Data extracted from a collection
**********
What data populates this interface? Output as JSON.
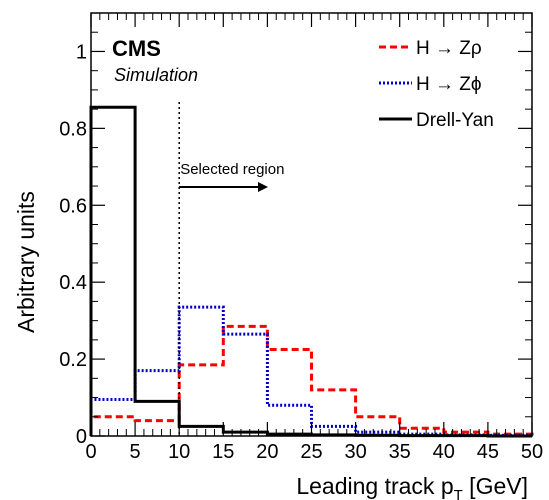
{
  "chart_data": {
    "type": "step-histogram",
    "xlabel_main": "Leading track p",
    "xlabel_sub": "T",
    "xlabel_unit": " [GeV]",
    "ylabel": "Arbitrary units",
    "xlim": [
      0,
      50
    ],
    "ylim": [
      0,
      1.1
    ],
    "x_ticks": [
      0,
      5,
      10,
      15,
      20,
      25,
      30,
      35,
      40,
      45,
      50
    ],
    "x_tick_labels": [
      "0",
      "5",
      "10",
      "15",
      "20",
      "25",
      "30",
      "35",
      "40",
      "45",
      "50"
    ],
    "y_ticks": [
      0,
      0.2,
      0.4,
      0.6,
      0.8,
      1
    ],
    "y_tick_labels": [
      "0",
      "0.2",
      "0.4",
      "0.6",
      "0.8",
      "1"
    ],
    "bin_edges": [
      0,
      5,
      10,
      15,
      20,
      25,
      30,
      35,
      40,
      45,
      50
    ],
    "series": [
      {
        "name": "H → Zρ",
        "style": "dashed",
        "color": "#ff0000",
        "values": [
          0.05,
          0.04,
          0.185,
          0.285,
          0.225,
          0.12,
          0.05,
          0.02,
          0.01,
          0.005
        ]
      },
      {
        "name": "H → Zϕ",
        "style": "dotted",
        "color": "#0000cc",
        "values": [
          0.095,
          0.17,
          0.335,
          0.265,
          0.08,
          0.025,
          0.01,
          0.005,
          0.003,
          0.002
        ]
      },
      {
        "name": "Drell-Yan",
        "style": "solid",
        "color": "#000000",
        "values": [
          0.855,
          0.09,
          0.025,
          0.01,
          0.005,
          0.003,
          0.002,
          0.001,
          0.001,
          0.0
        ]
      }
    ],
    "annotation": {
      "text": "Selected region",
      "cut_x": 10
    },
    "cms_label": "CMS",
    "cms_sublabel": "Simulation",
    "legend_position": "top-right"
  }
}
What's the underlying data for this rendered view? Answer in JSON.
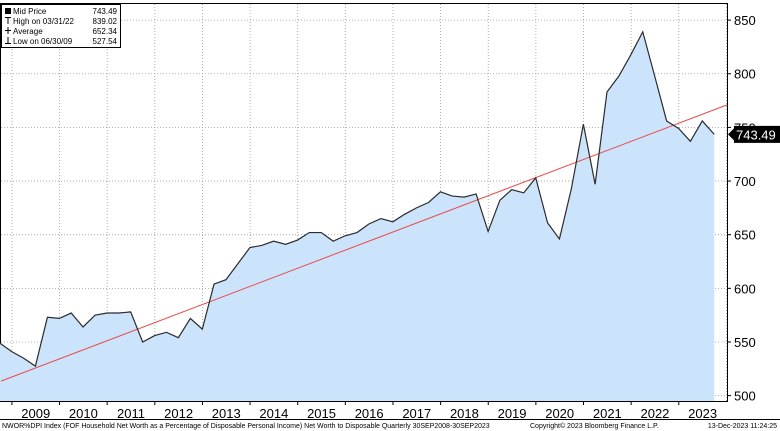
{
  "chart_data": {
    "type": "area",
    "title": "",
    "xlabel": "",
    "ylabel": "",
    "ylim": [
      495,
      865
    ],
    "x_ticks": [
      "2009",
      "2010",
      "2011",
      "2012",
      "2013",
      "2014",
      "2015",
      "2016",
      "2017",
      "2018",
      "2019",
      "2020",
      "2021",
      "2022",
      "2023"
    ],
    "y_ticks": [
      500,
      550,
      600,
      650,
      700,
      750,
      800,
      850
    ],
    "grid": true,
    "legend_position": "top-left",
    "legend": [
      {
        "label": "Mid Price",
        "value": "743.49"
      },
      {
        "label": "High on 03/31/22",
        "value": "839.02"
      },
      {
        "label": "Average",
        "value": "652.34"
      },
      {
        "label": "Low on 06/30/09",
        "value": "527.54"
      }
    ],
    "last_value_label": "743.49",
    "x": [
      "2008-09-30",
      "2008-12-31",
      "2009-03-31",
      "2009-06-30",
      "2009-09-30",
      "2009-12-31",
      "2010-03-31",
      "2010-06-30",
      "2010-09-30",
      "2010-12-31",
      "2011-03-31",
      "2011-06-30",
      "2011-09-30",
      "2011-12-31",
      "2012-03-31",
      "2012-06-30",
      "2012-09-30",
      "2012-12-31",
      "2013-03-31",
      "2013-06-30",
      "2013-09-30",
      "2013-12-31",
      "2014-03-31",
      "2014-06-30",
      "2014-09-30",
      "2014-12-31",
      "2015-03-31",
      "2015-06-30",
      "2015-09-30",
      "2015-12-31",
      "2016-03-31",
      "2016-06-30",
      "2016-09-30",
      "2016-12-31",
      "2017-03-31",
      "2017-06-30",
      "2017-09-30",
      "2017-12-31",
      "2018-03-31",
      "2018-06-30",
      "2018-09-30",
      "2018-12-31",
      "2019-03-31",
      "2019-06-30",
      "2019-09-30",
      "2019-12-31",
      "2020-03-31",
      "2020-06-30",
      "2020-09-30",
      "2020-12-31",
      "2021-03-31",
      "2021-06-30",
      "2021-09-30",
      "2021-12-31",
      "2022-03-31",
      "2022-06-30",
      "2022-09-30",
      "2022-12-31",
      "2023-03-31",
      "2023-06-30",
      "2023-09-30"
    ],
    "series": [
      {
        "name": "Mid Price",
        "type": "area",
        "color": "#2b2b2b",
        "fill": "#cce4fb",
        "values": [
          549,
          541,
          535,
          527.54,
          573,
          572,
          577,
          564,
          575,
          577,
          577,
          578,
          550,
          556,
          559,
          554,
          572,
          562,
          604,
          608,
          623,
          638,
          640,
          644,
          641,
          645,
          652,
          652,
          644,
          649,
          652,
          660,
          665,
          662,
          669,
          675,
          680,
          690,
          686,
          685,
          688,
          653,
          682,
          692,
          689,
          703,
          661,
          646,
          693,
          753,
          697,
          783,
          798,
          818,
          839.02,
          798,
          756,
          749,
          737,
          756,
          743.49
        ]
      },
      {
        "name": "Trend",
        "type": "line",
        "color": "#e94b4b",
        "values_from_to": [
          513.5,
          771
        ]
      }
    ]
  },
  "footer": {
    "left": "NWOR%DPI Index (FOF Household Net Worth as a Percentage of Disposable Personal Income) Net Worth to Disposable  Quarterly 30SEP2008-30SEP2023",
    "center": "Copyright© 2023 Bloomberg Finance L.P.",
    "right": "13-Dec-2023 11:24:25"
  },
  "colors": {
    "area_fill": "#cce4fb",
    "line": "#2b2b2b",
    "trend": "#e94b4b",
    "grid": "#9a9a9a",
    "last_box": "#000000"
  }
}
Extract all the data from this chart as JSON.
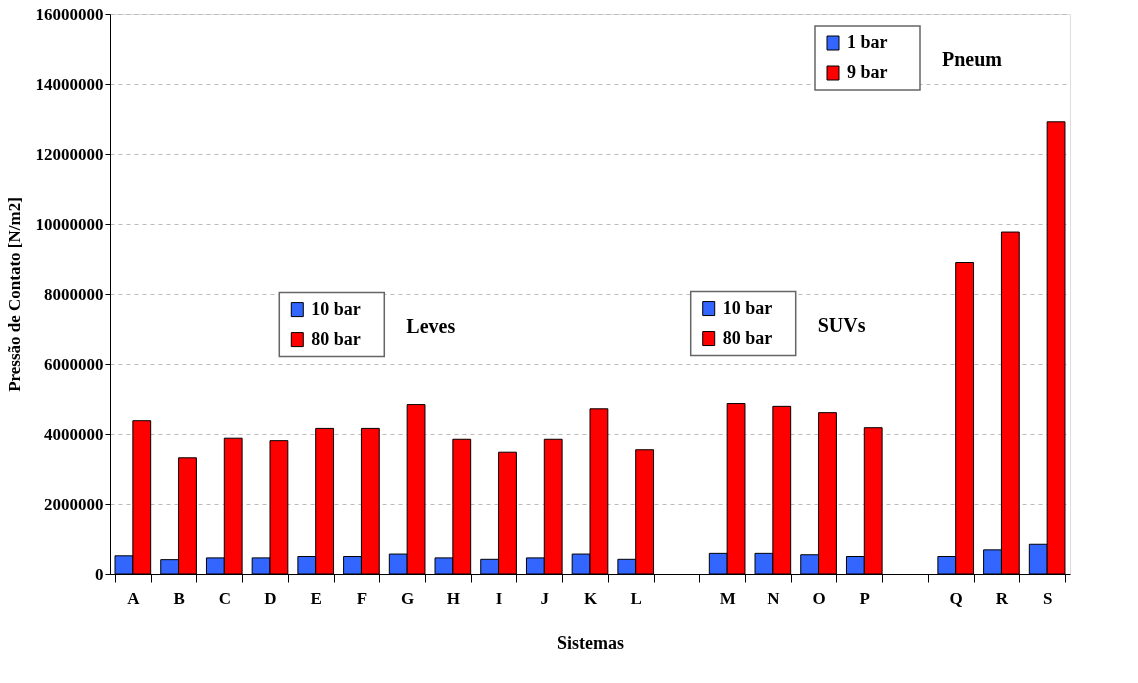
{
  "chart_data": {
    "type": "bar",
    "xlabel": "Sistemas",
    "ylabel": "Pressão de Contato [N/m2]",
    "categories": [
      "A",
      "B",
      "C",
      "D",
      "E",
      "F",
      "G",
      "H",
      "I",
      "J",
      "K",
      "L",
      null,
      "M",
      "N",
      "O",
      "P",
      null,
      "Q",
      "R",
      "S"
    ],
    "series": [
      {
        "name": "10 bar",
        "color": "#3366ff",
        "values": [
          520000,
          410000,
          460000,
          460000,
          500000,
          500000,
          570000,
          460000,
          420000,
          460000,
          570000,
          420000,
          null,
          null,
          null,
          null,
          null,
          null,
          null,
          null,
          null
        ]
      },
      {
        "name": "80 bar",
        "color": "#ff0000",
        "values": [
          4380000,
          3320000,
          3880000,
          3810000,
          4160000,
          4160000,
          4840000,
          3850000,
          3480000,
          3850000,
          4720000,
          3550000,
          null,
          null,
          null,
          null,
          null,
          null,
          null,
          null,
          null
        ]
      },
      {
        "name": "10 bar",
        "color": "#3366ff",
        "values": [
          null,
          null,
          null,
          null,
          null,
          null,
          null,
          null,
          null,
          null,
          null,
          null,
          null,
          590000,
          590000,
          550000,
          500000,
          null,
          null,
          null,
          null
        ]
      },
      {
        "name": "80 bar",
        "color": "#ff0000",
        "values": [
          null,
          null,
          null,
          null,
          null,
          null,
          null,
          null,
          null,
          null,
          null,
          null,
          null,
          4870000,
          4790000,
          4610000,
          4180000,
          null,
          null,
          null,
          null
        ]
      },
      {
        "name": "1 bar",
        "color": "#3366ff",
        "values": [
          null,
          null,
          null,
          null,
          null,
          null,
          null,
          null,
          null,
          null,
          null,
          null,
          null,
          null,
          null,
          null,
          null,
          null,
          500000,
          690000,
          850000
        ]
      },
      {
        "name": "9 bar",
        "color": "#ff0000",
        "values": [
          null,
          null,
          null,
          null,
          null,
          null,
          null,
          null,
          null,
          null,
          null,
          null,
          null,
          null,
          null,
          null,
          null,
          null,
          8900000,
          9770000,
          12920000
        ]
      }
    ],
    "annotations": [
      "Leves",
      "SUVs",
      "Pneum"
    ],
    "ylim": [
      0,
      16000000
    ],
    "yticks": [
      0,
      2000000,
      4000000,
      6000000,
      8000000,
      10000000,
      12000000,
      14000000,
      16000000
    ],
    "grid": "y",
    "legend": "top"
  }
}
**********
Stated goal: Pick out every line above that contains the word "type" and copy it.

Exercise answer:
    "type": "step-histogram",
    "type": "area",
        "type": "area",
        "type": "line",
    "type": "bar",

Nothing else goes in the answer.